### WRITTEN INSTRUCTION
Write out the material exactly, leaving every picture behind.

### INFORMATION SUPPLIED
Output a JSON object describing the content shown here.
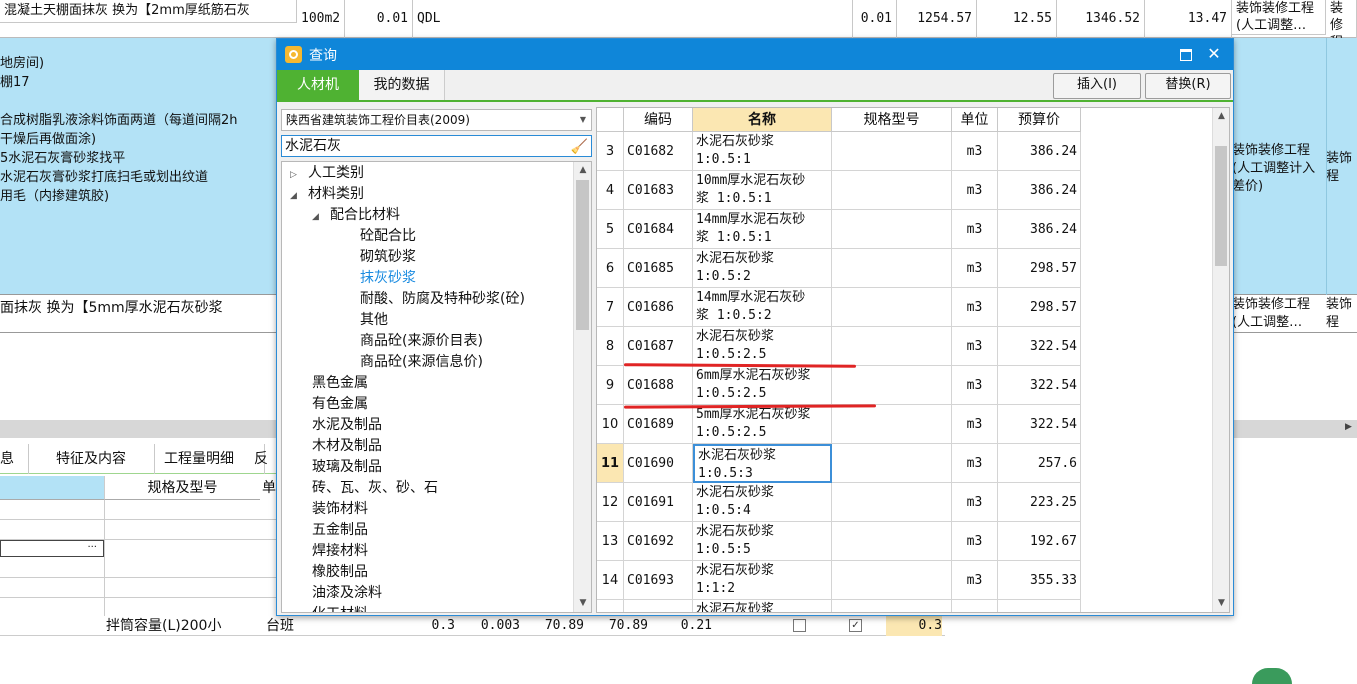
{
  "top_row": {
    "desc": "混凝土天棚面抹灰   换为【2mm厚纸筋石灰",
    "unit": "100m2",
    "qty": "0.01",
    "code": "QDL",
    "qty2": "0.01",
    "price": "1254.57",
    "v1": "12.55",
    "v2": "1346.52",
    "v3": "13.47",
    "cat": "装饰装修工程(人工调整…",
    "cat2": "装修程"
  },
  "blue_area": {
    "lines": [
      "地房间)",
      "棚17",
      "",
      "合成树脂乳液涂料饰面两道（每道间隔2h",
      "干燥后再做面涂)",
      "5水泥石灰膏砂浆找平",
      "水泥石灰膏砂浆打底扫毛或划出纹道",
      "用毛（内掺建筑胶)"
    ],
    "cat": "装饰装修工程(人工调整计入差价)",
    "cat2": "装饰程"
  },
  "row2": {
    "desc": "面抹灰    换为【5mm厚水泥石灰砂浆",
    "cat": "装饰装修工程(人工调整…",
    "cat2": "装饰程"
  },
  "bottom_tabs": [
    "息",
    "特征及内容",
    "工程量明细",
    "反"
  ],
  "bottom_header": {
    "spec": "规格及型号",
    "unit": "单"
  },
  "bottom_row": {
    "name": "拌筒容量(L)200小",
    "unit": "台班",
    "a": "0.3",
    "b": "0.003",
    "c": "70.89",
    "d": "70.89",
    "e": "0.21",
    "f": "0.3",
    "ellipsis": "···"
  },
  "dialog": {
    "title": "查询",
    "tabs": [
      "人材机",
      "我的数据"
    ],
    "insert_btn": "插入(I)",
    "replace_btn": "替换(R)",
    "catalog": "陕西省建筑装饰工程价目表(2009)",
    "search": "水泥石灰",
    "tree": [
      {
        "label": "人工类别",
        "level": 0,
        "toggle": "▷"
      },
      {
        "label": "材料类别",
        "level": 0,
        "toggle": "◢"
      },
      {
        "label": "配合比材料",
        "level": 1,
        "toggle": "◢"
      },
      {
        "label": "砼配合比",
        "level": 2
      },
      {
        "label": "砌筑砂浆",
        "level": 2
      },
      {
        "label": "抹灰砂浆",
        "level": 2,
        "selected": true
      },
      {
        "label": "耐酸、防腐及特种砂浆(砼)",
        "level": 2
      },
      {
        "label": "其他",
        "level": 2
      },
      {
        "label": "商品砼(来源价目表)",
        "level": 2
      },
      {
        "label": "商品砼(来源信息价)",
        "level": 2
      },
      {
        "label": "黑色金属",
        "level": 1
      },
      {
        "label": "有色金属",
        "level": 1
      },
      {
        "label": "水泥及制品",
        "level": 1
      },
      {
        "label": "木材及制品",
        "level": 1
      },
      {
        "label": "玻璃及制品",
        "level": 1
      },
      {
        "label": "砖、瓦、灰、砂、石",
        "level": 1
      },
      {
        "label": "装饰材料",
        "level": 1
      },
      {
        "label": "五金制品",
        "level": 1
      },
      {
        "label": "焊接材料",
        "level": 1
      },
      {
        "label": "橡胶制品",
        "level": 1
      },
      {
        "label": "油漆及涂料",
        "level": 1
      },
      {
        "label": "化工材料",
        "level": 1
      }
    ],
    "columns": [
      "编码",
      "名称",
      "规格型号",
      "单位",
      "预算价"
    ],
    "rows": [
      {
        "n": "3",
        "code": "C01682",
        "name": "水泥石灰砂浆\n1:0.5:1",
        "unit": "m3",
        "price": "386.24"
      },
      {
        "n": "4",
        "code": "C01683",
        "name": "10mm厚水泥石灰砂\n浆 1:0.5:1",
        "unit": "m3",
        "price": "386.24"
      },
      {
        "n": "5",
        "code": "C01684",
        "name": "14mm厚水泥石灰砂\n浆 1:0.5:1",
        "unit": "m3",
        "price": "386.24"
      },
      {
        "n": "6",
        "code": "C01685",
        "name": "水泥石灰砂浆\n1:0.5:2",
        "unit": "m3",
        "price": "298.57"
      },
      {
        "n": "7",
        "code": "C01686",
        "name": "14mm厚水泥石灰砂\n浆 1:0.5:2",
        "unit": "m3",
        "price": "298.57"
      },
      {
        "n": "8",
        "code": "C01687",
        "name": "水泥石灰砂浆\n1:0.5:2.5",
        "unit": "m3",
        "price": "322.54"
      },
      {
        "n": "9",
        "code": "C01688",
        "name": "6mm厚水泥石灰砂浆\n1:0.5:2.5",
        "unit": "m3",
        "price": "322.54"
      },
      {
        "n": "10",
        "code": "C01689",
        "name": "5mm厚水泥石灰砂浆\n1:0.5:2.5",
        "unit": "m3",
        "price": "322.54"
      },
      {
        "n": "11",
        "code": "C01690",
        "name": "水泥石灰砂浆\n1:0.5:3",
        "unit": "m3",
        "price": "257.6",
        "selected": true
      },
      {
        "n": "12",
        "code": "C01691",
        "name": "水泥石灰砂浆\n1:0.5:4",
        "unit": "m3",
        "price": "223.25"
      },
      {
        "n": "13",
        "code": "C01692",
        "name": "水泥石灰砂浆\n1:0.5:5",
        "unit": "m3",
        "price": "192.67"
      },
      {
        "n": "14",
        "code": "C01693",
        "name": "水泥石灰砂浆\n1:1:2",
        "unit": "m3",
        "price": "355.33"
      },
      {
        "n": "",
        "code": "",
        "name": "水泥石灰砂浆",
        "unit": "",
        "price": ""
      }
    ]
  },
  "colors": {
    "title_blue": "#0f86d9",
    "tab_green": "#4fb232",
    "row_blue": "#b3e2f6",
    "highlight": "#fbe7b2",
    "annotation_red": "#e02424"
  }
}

### FULL SOLUTION
Output a JSON object describing the content shown here.
{
  "top_row": {
    "desc": "混凝土天棚面抹灰   换为【2mm厚纸筋石灰",
    "unit": "100m2",
    "qty": "0.01",
    "code": "QDL",
    "qty2": "0.01",
    "price": "1254.57",
    "v1": "12.55",
    "v2": "1346.52",
    "v3": "13.47",
    "cat": "装饰装修工程(人工调整…",
    "cat2": "装修程"
  },
  "blue_area": {
    "lines": [
      "地房间)",
      "棚17",
      "",
      "合成树脂乳液涂料饰面两道（每道间隔2h",
      "干燥后再做面涂)",
      "5水泥石灰膏砂浆找平",
      "水泥石灰膏砂浆打底扫毛或划出纹道",
      "用毛（内掺建筑胶)"
    ],
    "cat": "装饰装修工程(人工调整计入差价)",
    "cat2": "装饰程"
  },
  "row2": {
    "desc": "面抹灰    换为【5mm厚水泥石灰砂浆",
    "cat": "装饰装修工程(人工调整…",
    "cat2": "装饰程"
  },
  "bottom_tabs": [
    "息",
    "特征及内容",
    "工程量明细",
    "反"
  ],
  "bottom_header": {
    "spec": "规格及型号",
    "unit": "单"
  },
  "bottom_row": {
    "name": "拌筒容量(L)200小",
    "unit": "台班",
    "a": "0.3",
    "b": "0.003",
    "c": "70.89",
    "d": "70.89",
    "e": "0.21",
    "f": "0.3",
    "ellipsis": "···"
  },
  "dialog": {
    "title": "查询",
    "tabs": [
      "人材机",
      "我的数据"
    ],
    "insert_btn": "插入(I)",
    "replace_btn": "替换(R)",
    "catalog": "陕西省建筑装饰工程价目表(2009)",
    "search": "水泥石灰",
    "tree": [
      {
        "label": "人工类别",
        "level": 0,
        "toggle": "▷"
      },
      {
        "label": "材料类别",
        "level": 0,
        "toggle": "◢"
      },
      {
        "label": "配合比材料",
        "level": 1,
        "toggle": "◢"
      },
      {
        "label": "砼配合比",
        "level": 2
      },
      {
        "label": "砌筑砂浆",
        "level": 2
      },
      {
        "label": "抹灰砂浆",
        "level": 2,
        "selected": true
      },
      {
        "label": "耐酸、防腐及特种砂浆(砼)",
        "level": 2
      },
      {
        "label": "其他",
        "level": 2
      },
      {
        "label": "商品砼(来源价目表)",
        "level": 2
      },
      {
        "label": "商品砼(来源信息价)",
        "level": 2
      },
      {
        "label": "黑色金属",
        "level": 1
      },
      {
        "label": "有色金属",
        "level": 1
      },
      {
        "label": "水泥及制品",
        "level": 1
      },
      {
        "label": "木材及制品",
        "level": 1
      },
      {
        "label": "玻璃及制品",
        "level": 1
      },
      {
        "label": "砖、瓦、灰、砂、石",
        "level": 1
      },
      {
        "label": "装饰材料",
        "level": 1
      },
      {
        "label": "五金制品",
        "level": 1
      },
      {
        "label": "焊接材料",
        "level": 1
      },
      {
        "label": "橡胶制品",
        "level": 1
      },
      {
        "label": "油漆及涂料",
        "level": 1
      },
      {
        "label": "化工材料",
        "level": 1
      }
    ],
    "columns": [
      "编码",
      "名称",
      "规格型号",
      "单位",
      "预算价"
    ],
    "rows": [
      {
        "n": "3",
        "code": "C01682",
        "name": "水泥石灰砂浆\n1:0.5:1",
        "unit": "m3",
        "price": "386.24"
      },
      {
        "n": "4",
        "code": "C01683",
        "name": "10mm厚水泥石灰砂\n浆 1:0.5:1",
        "unit": "m3",
        "price": "386.24"
      },
      {
        "n": "5",
        "code": "C01684",
        "name": "14mm厚水泥石灰砂\n浆 1:0.5:1",
        "unit": "m3",
        "price": "386.24"
      },
      {
        "n": "6",
        "code": "C01685",
        "name": "水泥石灰砂浆\n1:0.5:2",
        "unit": "m3",
        "price": "298.57"
      },
      {
        "n": "7",
        "code": "C01686",
        "name": "14mm厚水泥石灰砂\n浆 1:0.5:2",
        "unit": "m3",
        "price": "298.57"
      },
      {
        "n": "8",
        "code": "C01687",
        "name": "水泥石灰砂浆\n1:0.5:2.5",
        "unit": "m3",
        "price": "322.54"
      },
      {
        "n": "9",
        "code": "C01688",
        "name": "6mm厚水泥石灰砂浆\n1:0.5:2.5",
        "unit": "m3",
        "price": "322.54"
      },
      {
        "n": "10",
        "code": "C01689",
        "name": "5mm厚水泥石灰砂浆\n1:0.5:2.5",
        "unit": "m3",
        "price": "322.54"
      },
      {
        "n": "11",
        "code": "C01690",
        "name": "水泥石灰砂浆\n1:0.5:3",
        "unit": "m3",
        "price": "257.6",
        "selected": true
      },
      {
        "n": "12",
        "code": "C01691",
        "name": "水泥石灰砂浆\n1:0.5:4",
        "unit": "m3",
        "price": "223.25"
      },
      {
        "n": "13",
        "code": "C01692",
        "name": "水泥石灰砂浆\n1:0.5:5",
        "unit": "m3",
        "price": "192.67"
      },
      {
        "n": "14",
        "code": "C01693",
        "name": "水泥石灰砂浆\n1:1:2",
        "unit": "m3",
        "price": "355.33"
      },
      {
        "n": "",
        "code": "",
        "name": "水泥石灰砂浆",
        "unit": "",
        "price": ""
      }
    ]
  },
  "colors": {
    "title_blue": "#0f86d9",
    "tab_green": "#4fb232",
    "row_blue": "#b3e2f6",
    "highlight": "#fbe7b2",
    "annotation_red": "#e02424"
  }
}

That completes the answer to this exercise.